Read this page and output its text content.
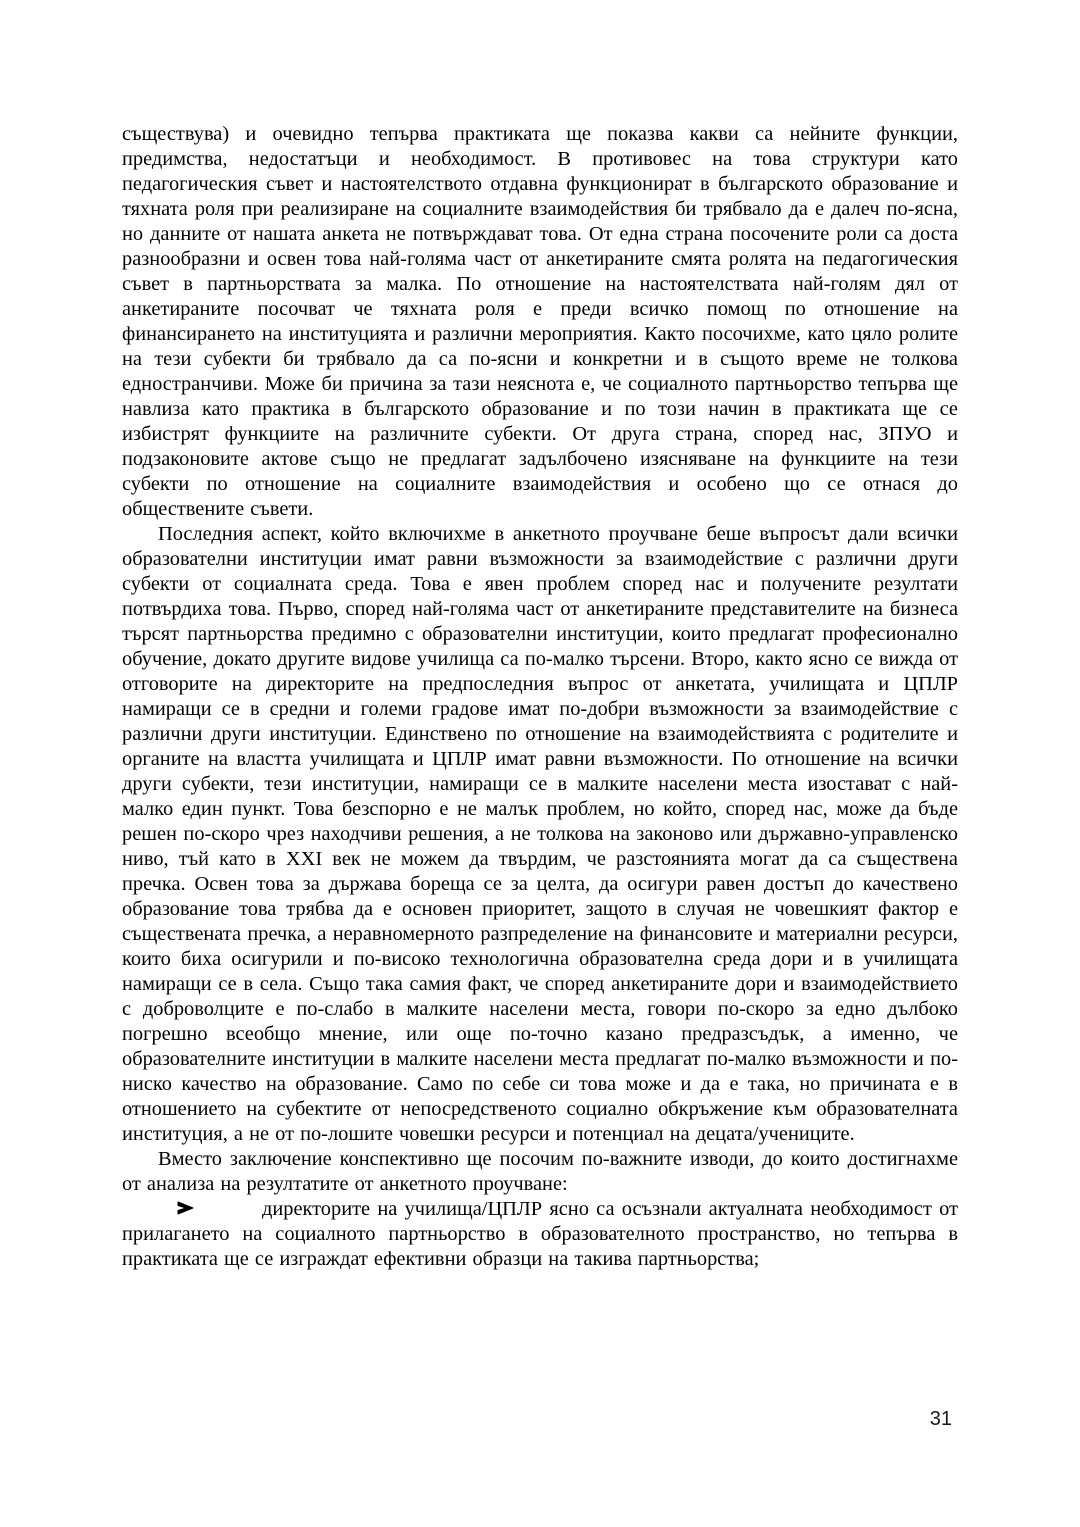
съществува) и очевидно тепърва практиката ще показва какви са нейните функции, предимства, недостатъци и необходимост. В противовес на това структури като педагогическия съвет и настоятелството отдавна функционират в българското образование и тяхната роля при реализиране на социалните взаимодействия би трябвало да е далеч по-ясна, но данните от нашата анкета не потвърждават това. От една страна посочените роли са доста разнообразни и освен това най-голяма част от анкетираните смята ролята на педагогическия съвет в партньорствата за малка. По отношение на настоятелствата най-голям дял от анкетираните посочват че тяхната роля е преди всичко помощ по отношение на финансирането на институцията и различни мероприятия. Както посочихме, като цяло ролите на тези субекти би трябвало да са по-ясни и конкретни и в същото време не толкова едностранчиви. Може би причина за тази неяснота е, че социалното партньорство тепърва ще навлиза като практика в българското образование и по този начин в практиката ще се избистрят функциите на различните субекти. От друга страна, според нас, ЗПУО и подзаконовите актове също не предлагат задълбочено изясняване на функциите на тези субекти по отношение на социалните взаимодействия и особено що се отнася до обществените съвети.

Последния аспект, който включихме в анкетното проучване беше въпросът дали всички образователни институции имат равни възможности за взаимодействие с различни други субекти от социалната среда. Това е явен проблем според нас и получените резултати потвърдиха това. Първо, според най-голяма част от анкетираните представителите на бизнеса търсят партньорства предимно с образователни институции, които предлагат професионално обучение, докато другите видове училища са по-малко търсени. Второ, както ясно се вижда от отговорите на директорите на предпоследния въпрос от анкетата, училищата и ЦПЛР намиращи се в средни и големи градове имат по-добри възможности за взаимодействие с различни други институции. Единствено по отношение на взаимодействията с родителите и органите на властта училищата и ЦПЛР имат равни възможности. По отношение на всички други субекти, тези институции, намиращи се в малките населени места изостават с най-малко един пункт. Това безспорно е не малък проблем, но който, според нас, може да бъде решен по-скоро чрез находчиви решения, а не толкова на законово или държавно-управленско ниво, тъй като в XXI век не можем да твърдим, че разстоянията могат да са съществена пречка. Освен това за държава бореща се за целта, да осигури равен достъп до качествено образование това трябва да е основен приоритет, защото в случая не човешкият фактор е съществената пречка, а неравномерното разпределение на финансовите и материални ресурси, които биха осигурили и по-високо технологична образователна среда дори и в училищата намиращи се в села. Също така самия факт, че според анкетираните дори и взаимодействието с доброволците е по-слабо в малките населени места, говори по-скоро за едно дълбоко погрешно всеобщо мнение, или още по-точно казано предразсъдък, а именно, че образователните институции в малките населени места предлагат по-малко възможности и по-ниско качество на образование. Само по себе си това може и да е така, но причината е в отношението на субектите от непосредственото социално обкръжение към образователната институция, а не от по-лошите човешки ресурси и потенциал на децата/учениците.

Вместо заключение конспективно ще посочим по-важните изводи, до които достигнахме от анализа на резултатите от анкетното проучване:

директорите на училища/ЦПЛР ясно са осъзнали актуалната необходимост от прилагането на социалното партньорство в образователното пространство, но тепърва в практиката ще се изграждат ефективни образци на такива партньорства;

31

• **EXERCISE BRIEF**
Without the pictures, copy the material exactly as given.

• **REPLY**
Read this page and output its text content.
съществува) и очевидно тепърва практиката ще показва какви са нейните функции, предимства, недостатъци и необходимост. В противовес на това структури като педагогическия съвет и настоятелството отдавна функционират в българското образование и тяхната роля при реализиране на социалните взаимодействия би трябвало да е далеч по-ясна, но данните от нашата анкета не потвърждават това. От една страна посочените роли са доста разнообразни и освен това най-голяма част от анкетираните смята ролята на педагогическия съвет в партньорствата за малка. По отношение на настоятелствата най-голям дял от анкетираните посочват че тяхната роля е преди всичко помощ по отношение на финансирането на институцията и различни мероприятия. Както посочихме, като цяло ролите на тези субекти би трябвало да са по-ясни и конкретни и в същото време не толкова едностранчиви. Може би причина за тази неяснота е, че социалното партньорство тепърва ще навлиза като практика в българското образование и по този начин в практиката ще се избистрят функциите на различните субекти. От друга страна, според нас, ЗПУО и подзаконовите актове също не предлагат задълбочено изясняване на функциите на тези субекти по отношение на социалните взаимодействия и особено що се отнася до обществените съвети.

Последния аспект, който включихме в анкетното проучване беше въпросът дали всички образователни институции имат равни възможности за взаимодействие с различни други субекти от социалната среда. Това е явен проблем според нас и получените резултати потвърдиха това. Първо, според най-голяма част от анкетираните представителите на бизнеса търсят партньорства предимно с образователни институции, които предлагат професионално обучение, докато другите видове училища са по-малко търсени. Второ, както ясно се вижда от отговорите на директорите на предпоследния въпрос от анкетата, училищата и ЦПЛР намиращи се в средни и големи градове имат по-добри възможности за взаимодействие с различни други институции. Единствено по отношение на взаимодействията с родителите и органите на властта училищата и ЦПЛР имат равни възможности. По отношение на всички други субекти, тези институции, намиращи се в малките населени места изостават с най-малко един пункт. Това безспорно е не малък проблем, но който, според нас, може да бъде решен по-скоро чрез находчиви решения, а не толкова на законово или държавно-управленско ниво, тъй като в XXI век не можем да твърдим, че разстоянията могат да са съществена пречка. Освен това за държава бореща се за целта, да осигури равен достъп до качествено образование това трябва да е основен приоритет, защото в случая не човешкият фактор е съществената пречка, а неравномерното разпределение на финансовите и материални ресурси, които биха осигурили и по-високо технологична образователна среда дори и в училищата намиращи се в села. Също така самия факт, че според анкетираните дори и взаимодействието с доброволците е по-слабо в малките населени места, говори по-скоро за едно дълбоко погрешно всеобщо мнение, или още по-точно казано предразсъдък, а именно, че образователните институции в малките населени места предлагат по-малко възможности и по-ниско качество на образование. Само по себе си това може и да е така, но причината е в отношението на субектите от непосредственото социално обкръжение към образователната институция, а не от по-лошите човешки ресурси и потенциал на децата/учениците.

Вместо заключение конспективно ще посочим по-важните изводи, до които достигнахме от анализа на резултатите от анкетното проучване:

директорите на училища/ЦПЛР ясно са осъзнали актуалната необходимост от прилагането на социалното партньорство в образователното пространство, но тепърва в практиката ще се изграждат ефективни образци на такива партньорства;

31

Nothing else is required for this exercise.